Render the listing as a numbered list, from its first line through the line containing "legal-basis-paragraph: Căn cứ Nghị định số 78/2025/NĐ-CP", both included. Omit blank lines.
** START **
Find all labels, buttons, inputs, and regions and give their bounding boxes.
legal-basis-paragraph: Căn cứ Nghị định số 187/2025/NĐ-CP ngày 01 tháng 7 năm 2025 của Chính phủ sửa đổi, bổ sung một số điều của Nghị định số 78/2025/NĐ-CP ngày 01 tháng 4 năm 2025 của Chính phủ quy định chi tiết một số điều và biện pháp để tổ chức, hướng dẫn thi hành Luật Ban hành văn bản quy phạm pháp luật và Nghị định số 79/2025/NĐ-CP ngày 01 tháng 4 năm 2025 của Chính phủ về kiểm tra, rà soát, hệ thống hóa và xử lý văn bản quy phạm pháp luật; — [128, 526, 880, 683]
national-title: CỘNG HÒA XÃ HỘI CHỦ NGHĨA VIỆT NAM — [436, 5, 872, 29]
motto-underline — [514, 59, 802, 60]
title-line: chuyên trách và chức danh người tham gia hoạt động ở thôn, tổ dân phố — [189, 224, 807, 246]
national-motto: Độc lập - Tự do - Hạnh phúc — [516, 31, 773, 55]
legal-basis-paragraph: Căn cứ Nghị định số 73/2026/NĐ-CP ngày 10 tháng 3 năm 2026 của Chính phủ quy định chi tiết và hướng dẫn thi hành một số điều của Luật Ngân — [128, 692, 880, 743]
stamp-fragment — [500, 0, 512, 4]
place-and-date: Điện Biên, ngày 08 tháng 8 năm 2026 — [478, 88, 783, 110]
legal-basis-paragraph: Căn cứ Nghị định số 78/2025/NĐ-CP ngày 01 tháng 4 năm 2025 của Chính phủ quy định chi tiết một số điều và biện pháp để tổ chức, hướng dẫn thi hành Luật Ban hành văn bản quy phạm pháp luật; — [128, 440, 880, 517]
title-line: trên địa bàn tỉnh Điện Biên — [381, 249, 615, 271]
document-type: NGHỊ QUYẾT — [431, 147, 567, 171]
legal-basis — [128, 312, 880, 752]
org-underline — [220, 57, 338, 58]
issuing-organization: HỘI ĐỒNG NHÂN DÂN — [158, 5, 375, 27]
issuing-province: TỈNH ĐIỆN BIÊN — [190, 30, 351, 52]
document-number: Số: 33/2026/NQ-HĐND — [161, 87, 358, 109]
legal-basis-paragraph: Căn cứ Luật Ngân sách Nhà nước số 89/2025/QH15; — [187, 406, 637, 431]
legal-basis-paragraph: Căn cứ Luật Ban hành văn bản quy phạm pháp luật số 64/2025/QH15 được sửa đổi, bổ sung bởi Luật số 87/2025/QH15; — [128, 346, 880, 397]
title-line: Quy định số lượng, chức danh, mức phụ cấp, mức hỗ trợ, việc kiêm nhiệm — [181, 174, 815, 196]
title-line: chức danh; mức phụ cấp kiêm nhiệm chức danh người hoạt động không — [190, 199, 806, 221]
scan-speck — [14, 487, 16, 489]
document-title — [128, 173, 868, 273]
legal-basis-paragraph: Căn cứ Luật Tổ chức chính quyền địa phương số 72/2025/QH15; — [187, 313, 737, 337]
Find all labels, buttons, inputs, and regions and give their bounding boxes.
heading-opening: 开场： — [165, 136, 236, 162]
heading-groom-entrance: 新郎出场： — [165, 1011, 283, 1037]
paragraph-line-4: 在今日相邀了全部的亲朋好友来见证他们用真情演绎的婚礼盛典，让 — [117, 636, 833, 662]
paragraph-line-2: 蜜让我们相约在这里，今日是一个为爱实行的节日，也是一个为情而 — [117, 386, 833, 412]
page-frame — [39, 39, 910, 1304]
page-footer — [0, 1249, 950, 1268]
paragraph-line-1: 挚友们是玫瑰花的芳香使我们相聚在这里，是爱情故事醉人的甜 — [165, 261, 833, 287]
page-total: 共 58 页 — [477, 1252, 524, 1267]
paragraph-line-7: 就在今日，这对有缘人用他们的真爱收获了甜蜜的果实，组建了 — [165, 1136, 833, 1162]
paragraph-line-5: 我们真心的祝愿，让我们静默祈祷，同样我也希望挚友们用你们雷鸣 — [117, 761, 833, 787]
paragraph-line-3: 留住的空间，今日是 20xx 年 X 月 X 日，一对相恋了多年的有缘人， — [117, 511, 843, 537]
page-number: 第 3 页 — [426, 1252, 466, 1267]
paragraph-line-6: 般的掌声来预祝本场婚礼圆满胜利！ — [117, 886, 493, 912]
** END **
> _Exercise result_
1. Find all labels, buttons, inputs, and regions and give their bounding boxes.
2. legal-basis-paragraph: Căn cứ Nghị định số 187/2025/NĐ-CP ngày 01 tháng 7 năm 2025 của Chính phủ sửa đổi, bổ sung một số điều của Nghị định số 78/2025/NĐ-CP ngày 01 tháng 4 năm 2025 của Chính phủ quy định chi tiết một số điều và biện pháp để tổ chức, hướng dẫn thi hành Luật Ban hành văn bản quy phạm pháp luật và Nghị định số 79/2025/NĐ-CP ngày 01 tháng 4 năm 2025 của Chính phủ về kiểm tra, rà soát, hệ thống hóa và xử lý văn bản quy phạm pháp luật; — [128, 526, 880, 683]
3. national-title: CỘNG HÒA XÃ HỘI CHỦ NGHĨA VIỆT NAM — [436, 5, 872, 29]
4. motto-underline — [514, 59, 802, 60]
5. title-line: chuyên trách và chức danh người tham gia hoạt động ở thôn, tổ dân phố — [189, 224, 807, 246]
6. national-motto: Độc lập - Tự do - Hạnh phúc — [516, 31, 773, 55]
7. legal-basis-paragraph: Căn cứ Nghị định số 73/2026/NĐ-CP ngày 10 tháng 3 năm 2026 của Chính phủ quy định chi tiết và hướng dẫn thi hành một số điều của Luật Ngân — [128, 692, 880, 743]
8. stamp-fragment — [500, 0, 512, 4]
9. place-and-date: Điện Biên, ngày 08 tháng 8 năm 2026 — [478, 88, 783, 110]
10. legal-basis-paragraph: Căn cứ Nghị định số 78/2025/NĐ-CP ngày 01 tháng 4 năm 2025 của Chính phủ quy định chi tiết một số điều và biện pháp để tổ chức, hướng dẫn thi hành Luật Ban hành văn bản quy phạm pháp luật; — [128, 440, 880, 517]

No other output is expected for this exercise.